** Begin Material provided **

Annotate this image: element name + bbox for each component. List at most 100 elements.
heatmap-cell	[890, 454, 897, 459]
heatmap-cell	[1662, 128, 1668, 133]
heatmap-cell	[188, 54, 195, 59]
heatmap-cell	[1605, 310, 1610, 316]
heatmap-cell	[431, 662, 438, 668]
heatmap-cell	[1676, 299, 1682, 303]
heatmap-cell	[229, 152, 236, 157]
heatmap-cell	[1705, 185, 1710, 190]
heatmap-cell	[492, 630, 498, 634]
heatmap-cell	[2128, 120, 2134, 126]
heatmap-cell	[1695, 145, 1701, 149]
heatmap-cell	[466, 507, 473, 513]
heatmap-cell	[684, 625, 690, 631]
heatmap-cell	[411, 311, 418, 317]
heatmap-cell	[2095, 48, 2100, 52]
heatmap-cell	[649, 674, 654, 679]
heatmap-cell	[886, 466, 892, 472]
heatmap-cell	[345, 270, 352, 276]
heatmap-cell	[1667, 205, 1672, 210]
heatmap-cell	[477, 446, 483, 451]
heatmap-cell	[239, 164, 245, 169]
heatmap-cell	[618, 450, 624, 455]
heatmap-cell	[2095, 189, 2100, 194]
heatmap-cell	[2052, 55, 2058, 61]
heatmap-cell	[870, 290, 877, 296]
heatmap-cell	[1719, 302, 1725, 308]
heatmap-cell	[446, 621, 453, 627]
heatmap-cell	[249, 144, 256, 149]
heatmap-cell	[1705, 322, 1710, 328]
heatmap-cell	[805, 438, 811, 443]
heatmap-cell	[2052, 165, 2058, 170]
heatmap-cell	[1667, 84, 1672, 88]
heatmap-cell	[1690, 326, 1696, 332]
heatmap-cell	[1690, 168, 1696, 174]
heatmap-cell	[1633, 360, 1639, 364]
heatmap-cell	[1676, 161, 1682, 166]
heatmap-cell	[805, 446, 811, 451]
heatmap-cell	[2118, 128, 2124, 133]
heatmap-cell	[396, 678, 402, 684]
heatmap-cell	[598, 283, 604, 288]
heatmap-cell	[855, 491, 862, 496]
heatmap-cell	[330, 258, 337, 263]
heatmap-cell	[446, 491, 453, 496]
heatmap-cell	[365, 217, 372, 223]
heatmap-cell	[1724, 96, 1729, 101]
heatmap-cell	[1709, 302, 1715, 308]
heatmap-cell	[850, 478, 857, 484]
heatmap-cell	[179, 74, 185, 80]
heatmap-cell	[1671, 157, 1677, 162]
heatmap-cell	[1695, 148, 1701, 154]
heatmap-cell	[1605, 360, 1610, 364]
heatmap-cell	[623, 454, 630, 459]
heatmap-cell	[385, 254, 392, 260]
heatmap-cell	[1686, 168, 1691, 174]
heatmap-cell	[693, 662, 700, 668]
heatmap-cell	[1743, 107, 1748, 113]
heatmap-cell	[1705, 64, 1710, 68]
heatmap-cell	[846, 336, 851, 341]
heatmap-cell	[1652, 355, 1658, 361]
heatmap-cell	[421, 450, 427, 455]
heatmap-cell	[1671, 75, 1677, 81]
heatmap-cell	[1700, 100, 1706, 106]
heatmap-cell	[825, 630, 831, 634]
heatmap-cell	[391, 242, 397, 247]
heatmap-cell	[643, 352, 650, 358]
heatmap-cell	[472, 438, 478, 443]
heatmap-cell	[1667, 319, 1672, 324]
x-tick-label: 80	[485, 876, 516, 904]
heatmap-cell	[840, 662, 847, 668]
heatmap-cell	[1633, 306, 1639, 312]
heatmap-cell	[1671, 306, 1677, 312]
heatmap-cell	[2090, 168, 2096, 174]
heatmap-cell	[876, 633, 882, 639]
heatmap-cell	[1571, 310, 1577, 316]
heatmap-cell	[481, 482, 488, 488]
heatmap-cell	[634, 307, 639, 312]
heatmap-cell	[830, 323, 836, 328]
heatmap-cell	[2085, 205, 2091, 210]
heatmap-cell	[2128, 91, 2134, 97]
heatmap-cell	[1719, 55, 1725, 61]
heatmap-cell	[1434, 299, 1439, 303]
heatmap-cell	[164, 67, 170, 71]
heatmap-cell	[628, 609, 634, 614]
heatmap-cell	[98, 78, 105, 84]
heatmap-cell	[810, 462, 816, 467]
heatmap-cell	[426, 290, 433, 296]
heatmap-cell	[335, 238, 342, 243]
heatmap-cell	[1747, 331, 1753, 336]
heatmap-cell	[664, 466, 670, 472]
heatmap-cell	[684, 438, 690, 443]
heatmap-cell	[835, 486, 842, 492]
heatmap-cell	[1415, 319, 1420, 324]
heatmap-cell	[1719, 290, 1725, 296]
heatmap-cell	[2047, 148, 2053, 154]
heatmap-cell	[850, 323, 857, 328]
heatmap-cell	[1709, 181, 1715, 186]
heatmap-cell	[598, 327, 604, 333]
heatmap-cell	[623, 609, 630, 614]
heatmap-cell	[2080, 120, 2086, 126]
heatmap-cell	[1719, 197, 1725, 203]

** End Material provided **

● Task brief
Copy all of the records above line for line, with no changes.

● Solved problem
Annotate this image: element name + bbox for each component. List at most 100 elements.
heatmap-cell	[890, 454, 897, 459]
heatmap-cell	[1662, 128, 1668, 133]
heatmap-cell	[188, 54, 195, 59]
heatmap-cell	[1605, 310, 1610, 316]
heatmap-cell	[431, 662, 438, 668]
heatmap-cell	[1676, 299, 1682, 303]
heatmap-cell	[229, 152, 236, 157]
heatmap-cell	[1705, 185, 1710, 190]
heatmap-cell	[492, 630, 498, 634]
heatmap-cell	[2128, 120, 2134, 126]
heatmap-cell	[1695, 145, 1701, 149]
heatmap-cell	[466, 507, 473, 513]
heatmap-cell	[684, 625, 690, 631]
heatmap-cell	[411, 311, 418, 317]
heatmap-cell	[2095, 48, 2100, 52]
heatmap-cell	[649, 674, 654, 679]
heatmap-cell	[886, 466, 892, 472]
heatmap-cell	[345, 270, 352, 276]
heatmap-cell	[1667, 205, 1672, 210]
heatmap-cell	[477, 446, 483, 451]
heatmap-cell	[239, 164, 245, 169]
heatmap-cell	[618, 450, 624, 455]
heatmap-cell	[2095, 189, 2100, 194]
heatmap-cell	[2052, 55, 2058, 61]
heatmap-cell	[870, 290, 877, 296]
heatmap-cell	[1719, 302, 1725, 308]
heatmap-cell	[446, 621, 453, 627]
heatmap-cell	[249, 144, 256, 149]
heatmap-cell	[1705, 322, 1710, 328]
heatmap-cell	[805, 438, 811, 443]
heatmap-cell	[2052, 165, 2058, 170]
heatmap-cell	[1667, 84, 1672, 88]
heatmap-cell	[1690, 326, 1696, 332]
heatmap-cell	[1690, 168, 1696, 174]
heatmap-cell	[1633, 360, 1639, 364]
heatmap-cell	[1676, 161, 1682, 166]
heatmap-cell	[805, 446, 811, 451]
heatmap-cell	[2118, 128, 2124, 133]
heatmap-cell	[396, 678, 402, 684]
heatmap-cell	[598, 283, 604, 288]
heatmap-cell	[855, 491, 862, 496]
heatmap-cell	[330, 258, 337, 263]
heatmap-cell	[446, 491, 453, 496]
heatmap-cell	[365, 217, 372, 223]
heatmap-cell	[1724, 96, 1729, 101]
heatmap-cell	[1709, 302, 1715, 308]
heatmap-cell	[850, 478, 857, 484]
heatmap-cell	[179, 74, 185, 80]
heatmap-cell	[1671, 157, 1677, 162]
heatmap-cell	[1695, 148, 1701, 154]
heatmap-cell	[1605, 360, 1610, 364]
heatmap-cell	[623, 454, 630, 459]
heatmap-cell	[385, 254, 392, 260]
heatmap-cell	[1686, 168, 1691, 174]
heatmap-cell	[693, 662, 700, 668]
heatmap-cell	[1743, 107, 1748, 113]
heatmap-cell	[1705, 64, 1710, 68]
heatmap-cell	[846, 336, 851, 341]
heatmap-cell	[1652, 355, 1658, 361]
heatmap-cell	[421, 450, 427, 455]
heatmap-cell	[1671, 75, 1677, 81]
heatmap-cell	[1700, 100, 1706, 106]
heatmap-cell	[825, 630, 831, 634]
heatmap-cell	[391, 242, 397, 247]
heatmap-cell	[643, 352, 650, 358]
heatmap-cell	[472, 438, 478, 443]
heatmap-cell	[1667, 319, 1672, 324]
x-tick-label: 80	[485, 876, 516, 904]
heatmap-cell	[840, 662, 847, 668]
heatmap-cell	[1633, 306, 1639, 312]
heatmap-cell	[1671, 306, 1677, 312]
heatmap-cell	[2090, 168, 2096, 174]
heatmap-cell	[876, 633, 882, 639]
heatmap-cell	[1571, 310, 1577, 316]
heatmap-cell	[481, 482, 488, 488]
heatmap-cell	[634, 307, 639, 312]
heatmap-cell	[830, 323, 836, 328]
heatmap-cell	[2085, 205, 2091, 210]
heatmap-cell	[2128, 91, 2134, 97]
heatmap-cell	[1719, 55, 1725, 61]
heatmap-cell	[1434, 299, 1439, 303]
heatmap-cell	[164, 67, 170, 71]
heatmap-cell	[628, 609, 634, 614]
heatmap-cell	[98, 78, 105, 84]
heatmap-cell	[810, 462, 816, 467]
heatmap-cell	[426, 290, 433, 296]
heatmap-cell	[335, 238, 342, 243]
heatmap-cell	[1747, 331, 1753, 336]
heatmap-cell	[664, 466, 670, 472]
heatmap-cell	[684, 438, 690, 443]
heatmap-cell	[835, 486, 842, 492]
heatmap-cell	[1415, 319, 1420, 324]
heatmap-cell	[1719, 290, 1725, 296]
heatmap-cell	[2047, 148, 2053, 154]
heatmap-cell	[850, 323, 857, 328]
heatmap-cell	[1709, 181, 1715, 186]
heatmap-cell	[598, 327, 604, 333]
heatmap-cell	[623, 609, 630, 614]
heatmap-cell	[2080, 120, 2086, 126]
heatmap-cell	[1719, 197, 1725, 203]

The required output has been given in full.